Given instruction >>
All of the material should be reproduced exactly, with pictures left out.

(Stored records)
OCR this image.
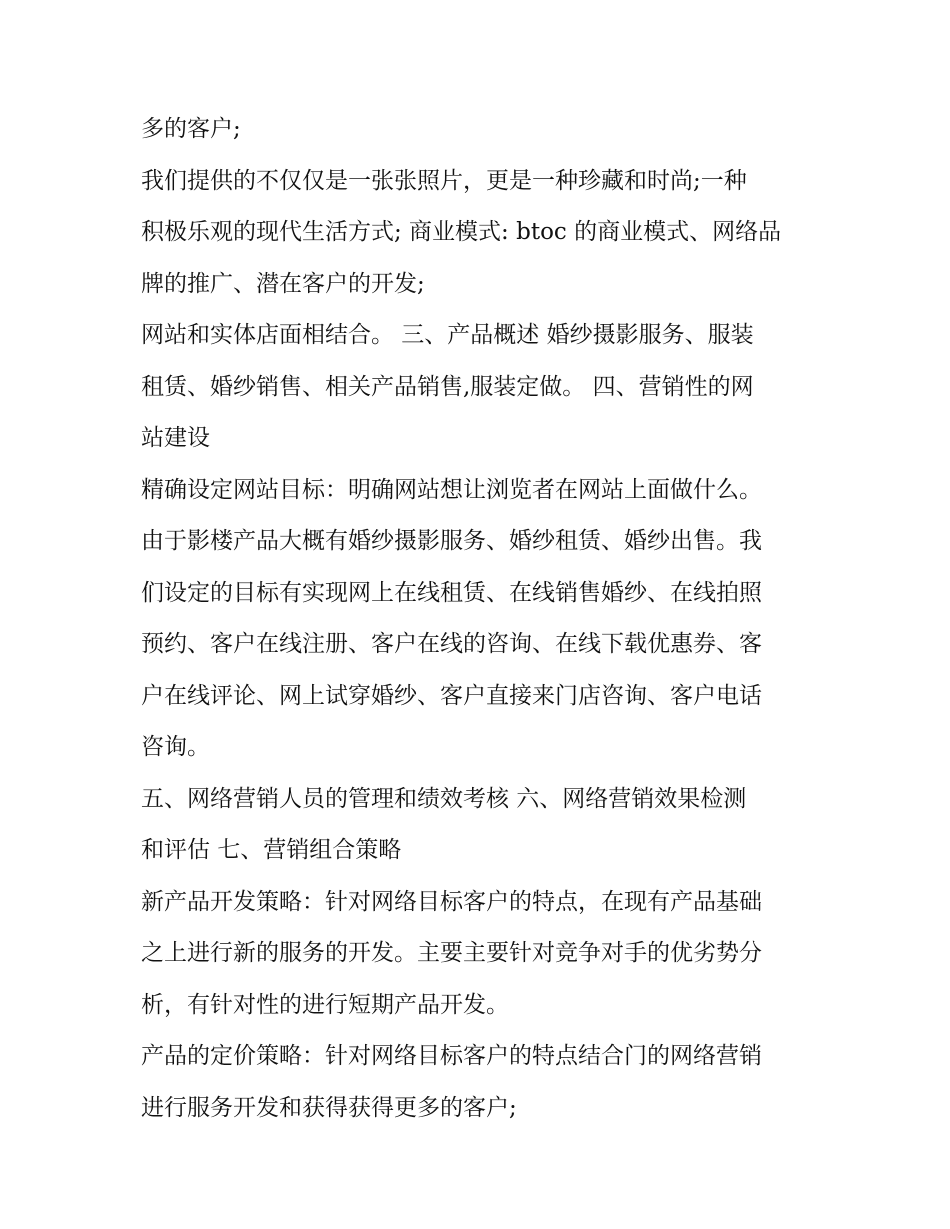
多的客户;
我们提供的不仅仅是一张张照片，更是一种珍藏和时尚;一种
积极乐观的现代生活方式; 商业模式: btoc 的商业模式、网络品
牌的推广、潜在客户的开发;
网站和实体店面相结合。 三、产品概述 婚纱摄影服务、服装
租赁、婚纱销售、相关产品销售,服装定做。 四、营销性的网
站建设
精确设定网站目标：明确网站想让浏览者在网站上面做什么。
由于影楼产品大概有婚纱摄影服务、婚纱租赁、婚纱出售。我
们设定的目标有实现网上在线租赁、在线销售婚纱、在线拍照
预约、客户在线注册、客户在线的咨询、在线下载优惠券、客
户在线评论、网上试穿婚纱、客户直接来门店咨询、客户电话
咨询。
五、网络营销人员的管理和绩效考核 六、网络营销效果检测
和评估 七、营销组合策略
新产品开发策略：针对网络目标客户的特点，在现有产品基础
之上进行新的服务的开发。主要主要针对竞争对手的优劣势分
析，有针对性的进行短期产品开发。
产品的定价策略：针对网络目标客户的特点结合门的网络营销
进行服务开发和获得获得更多的客户;
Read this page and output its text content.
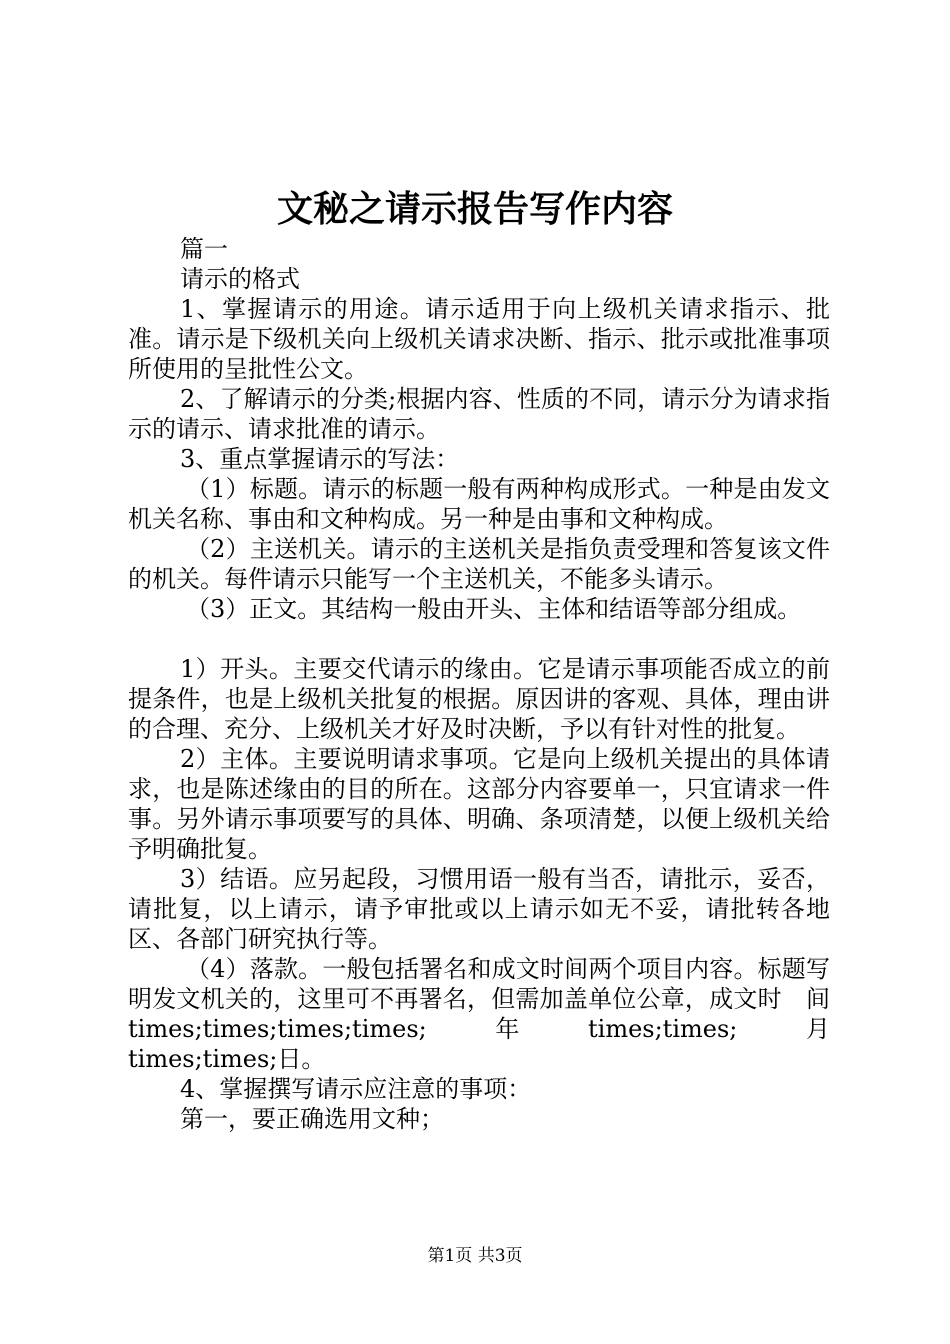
文秘之请示报告写作内容

篇一

请示的格式

1、掌握请示的用途。请示适用于向上级机关请求指示、批准。请示是下级机关向上级机关请求决断、指示、批示或批准事项所使用的呈批性公文。

2、了解请示的分类;根据内容、性质的不同，请示分为请求指示的请示、请求批准的请示。

3、重点掌握请示的写法：

（1）标题。请示的标题一般有两种构成形式。一种是由发文机关名称、事由和文种构成。另一种是由事和文种构成。

（2）主送机关。请示的主送机关是指负责受理和答复该文件的机关。每件请示只能写一个主送机关，不能多头请示。

（3）正文。其结构一般由开头、主体和结语等部分组成。

1）开头。主要交代请示的缘由。它是请示事项能否成立的前提条件，也是上级机关批复的根据。原因讲的客观、具体，理由讲的合理、充分、上级机关才好及时决断，予以有针对性的批复。

2）主体。主要说明请求事项。它是向上级机关提出的具体请求，也是陈述缘由的目的所在。这部分内容要单一，只宜请求一件事。另外请示事项要写的具体、明确、条项清楚，以便上级机关给予明确批复。

3）结语。应另起段，习惯用语一般有当否，请批示，妥否，请批复，以上请示，请予审批或以上请示如无不妥，请批转各地区、各部门研究执行等。

（4）落款。一般包括署名和成文时间两个项目内容。标题写明发文机关的，这里可不再署名，但需加盖单位公章，成文时　间　times;times;times;times;　年　times;times;　月times;times;日。

4、掌握撰写请示应注意的事项：

第一，要正确选用文种；

第1页 共3页
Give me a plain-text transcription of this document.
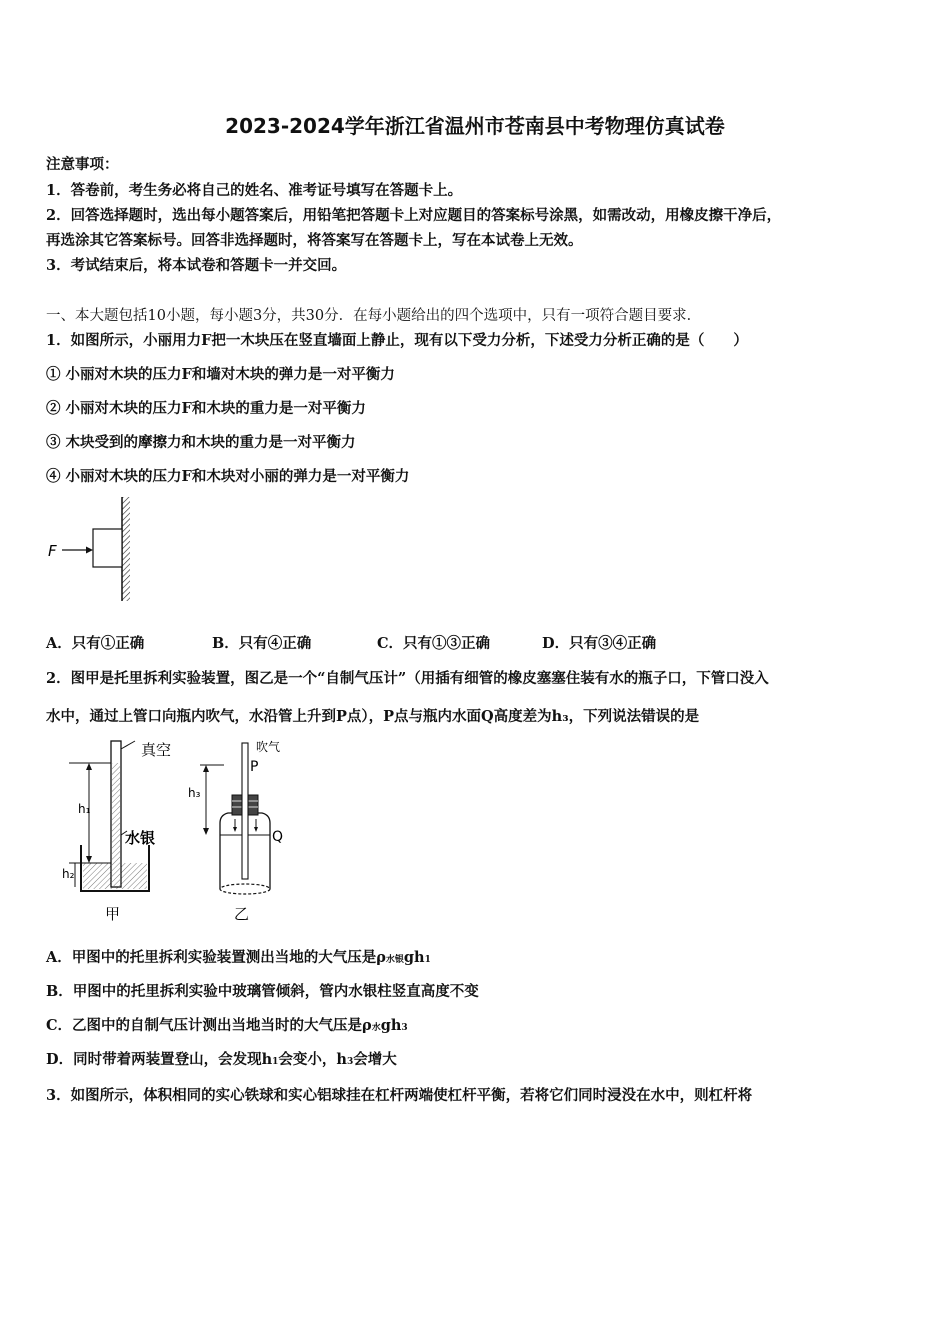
2023-2024学年浙江省温州市苍南县中考物理仿真试卷
注意事项：
1．答卷前，考生务必将自己的姓名、准考证号填写在答题卡上。
2．回答选择题时，选出每小题答案后，用铅笔把答题卡上对应题目的答案标号涂黑，如需改动，用橡皮擦干净后，
再选涂其它答案标号。回答非选择题时，将答案写在答题卡上，写在本试卷上无效。
3．考试结束后，将本试卷和答题卡一并交回。
一、本大题包括10小题，每小题3分，共30分．在每小题给出的四个选项中，只有一项符合题目要求．
1．如图所示，小丽用力F把一木块压在竖直墙面上静止，现有以下受力分析，下述受力分析正确的是（　　）
① 小丽对木块的压力F和墙对木块的弹力是一对平衡力
② 小丽对木块的压力F和木块的重力是一对平衡力
③ 木块受到的摩擦力和木块的重力是一对平衡力
④ 小丽对木块的压力F和木块对小丽的弹力是一对平衡力
F
A．只有①正确	B．只有④正确	C．只有①③正确	D．只有③④正确
2．图甲是托里拆利实验装置，图乙是一个“自制气压计”（用插有细管的橡皮塞塞住装有水的瓶子口，下管口没入
水中，通过上管口向瓶内吹气，水沿管上升到P点），P点与瓶内水面Q高度差为h₃，下列说法错误的是
真空
h₁
h₂
水银
甲
吹气
P
Q
h₃
乙
A．甲图中的托里拆利实验装置测出当地的大气压是ρ水银gh1
B．甲图中的托里拆利实验中玻璃管倾斜，管内水银柱竖直高度不变
C．乙图中的自制气压计测出当地当时的大气压是ρ水gh3
D．同时带着两装置登山，会发现h1会变小，h3会增大
3．如图所示，体积相同的实心铁球和实心铝球挂在杠杆两端使杠杆平衡，若将它们同时浸没在水中，则杠杆将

Correct result >>
OCR this image.
多的客户;
我们提供的不仅仅是一张张照片，更是一种珍藏和时尚;一种
积极乐观的现代生活方式; 商业模式: btoc 的商业模式、网络品
牌的推广、潜在客户的开发;
网站和实体店面相结合。 三、产品概述 婚纱摄影服务、服装
租赁、婚纱销售、相关产品销售,服装定做。 四、营销性的网
站建设
精确设定网站目标：明确网站想让浏览者在网站上面做什么。
由于影楼产品大概有婚纱摄影服务、婚纱租赁、婚纱出售。我
们设定的目标有实现网上在线租赁、在线销售婚纱、在线拍照
预约、客户在线注册、客户在线的咨询、在线下载优惠券、客
户在线评论、网上试穿婚纱、客户直接来门店咨询、客户电话
咨询。
五、网络营销人员的管理和绩效考核 六、网络营销效果检测
和评估 七、营销组合策略
新产品开发策略：针对网络目标客户的特点，在现有产品基础
之上进行新的服务的开发。主要主要针对竞争对手的优劣势分
析，有针对性的进行短期产品开发。
产品的定价策略：针对网络目标客户的特点结合门的网络营销
进行服务开发和获得获得更多的客户;
Read this page and output its text content.
文秘之请示报告写作内容

篇一

请示的格式

1、掌握请示的用途。请示适用于向上级机关请求指示、批准。请示是下级机关向上级机关请求决断、指示、批示或批准事项所使用的呈批性公文。

2、了解请示的分类;根据内容、性质的不同，请示分为请求指示的请示、请求批准的请示。

3、重点掌握请示的写法：

（1）标题。请示的标题一般有两种构成形式。一种是由发文机关名称、事由和文种构成。另一种是由事和文种构成。

（2）主送机关。请示的主送机关是指负责受理和答复该文件的机关。每件请示只能写一个主送机关，不能多头请示。

（3）正文。其结构一般由开头、主体和结语等部分组成。

1）开头。主要交代请示的缘由。它是请示事项能否成立的前提条件，也是上级机关批复的根据。原因讲的客观、具体，理由讲的合理、充分、上级机关才好及时决断，予以有针对性的批复。

2）主体。主要说明请求事项。它是向上级机关提出的具体请求，也是陈述缘由的目的所在。这部分内容要单一，只宜请求一件事。另外请示事项要写的具体、明确、条项清楚，以便上级机关给予明确批复。

3）结语。应另起段，习惯用语一般有当否，请批示，妥否，请批复，以上请示，请予审批或以上请示如无不妥，请批转各地区、各部门研究执行等。

（4）落款。一般包括署名和成文时间两个项目内容。标题写明发文机关的，这里可不再署名，但需加盖单位公章，成文时　间　times;times;times;times;　年　times;times;　月times;times;日。

4、掌握撰写请示应注意的事项：

第一，要正确选用文种；

第1页 共3页
Give me a plain-text transcription of this document.
2023-2024学年浙江省温州市苍南县中考物理仿真试卷
注意事项：
1．答卷前，考生务必将自己的姓名、准考证号填写在答题卡上。
2．回答选择题时，选出每小题答案后，用铅笔把答题卡上对应题目的答案标号涂黑，如需改动，用橡皮擦干净后，
再选涂其它答案标号。回答非选择题时，将答案写在答题卡上，写在本试卷上无效。
3．考试结束后，将本试卷和答题卡一并交回。
一、本大题包括10小题，每小题3分，共30分．在每小题给出的四个选项中，只有一项符合题目要求．
1．如图所示，小丽用力F把一木块压在竖直墙面上静止，现有以下受力分析，下述受力分析正确的是（　　）
① 小丽对木块的压力F和墙对木块的弹力是一对平衡力
② 小丽对木块的压力F和木块的重力是一对平衡力
③ 木块受到的摩擦力和木块的重力是一对平衡力
④ 小丽对木块的压力F和木块对小丽的弹力是一对平衡力
F
A．只有①正确	B．只有④正确	C．只有①③正确	D．只有③④正确
2．图甲是托里拆利实验装置，图乙是一个“自制气压计”（用插有细管的橡皮塞塞住装有水的瓶子口，下管口没入
水中，通过上管口向瓶内吹气，水沿管上升到P点），P点与瓶内水面Q高度差为h₃，下列说法错误的是
真空
h₁
h₂
水银
甲
吹气
P
Q
h₃
乙
A．甲图中的托里拆利实验装置测出当地的大气压是ρ水银gh1
B．甲图中的托里拆利实验中玻璃管倾斜，管内水银柱竖直高度不变
C．乙图中的自制气压计测出当地当时的大气压是ρ水gh3
D．同时带着两装置登山，会发现h1会变小，h3会增大
3．如图所示，体积相同的实心铁球和实心铝球挂在杠杆两端使杠杆平衡，若将它们同时浸没在水中，则杠杆将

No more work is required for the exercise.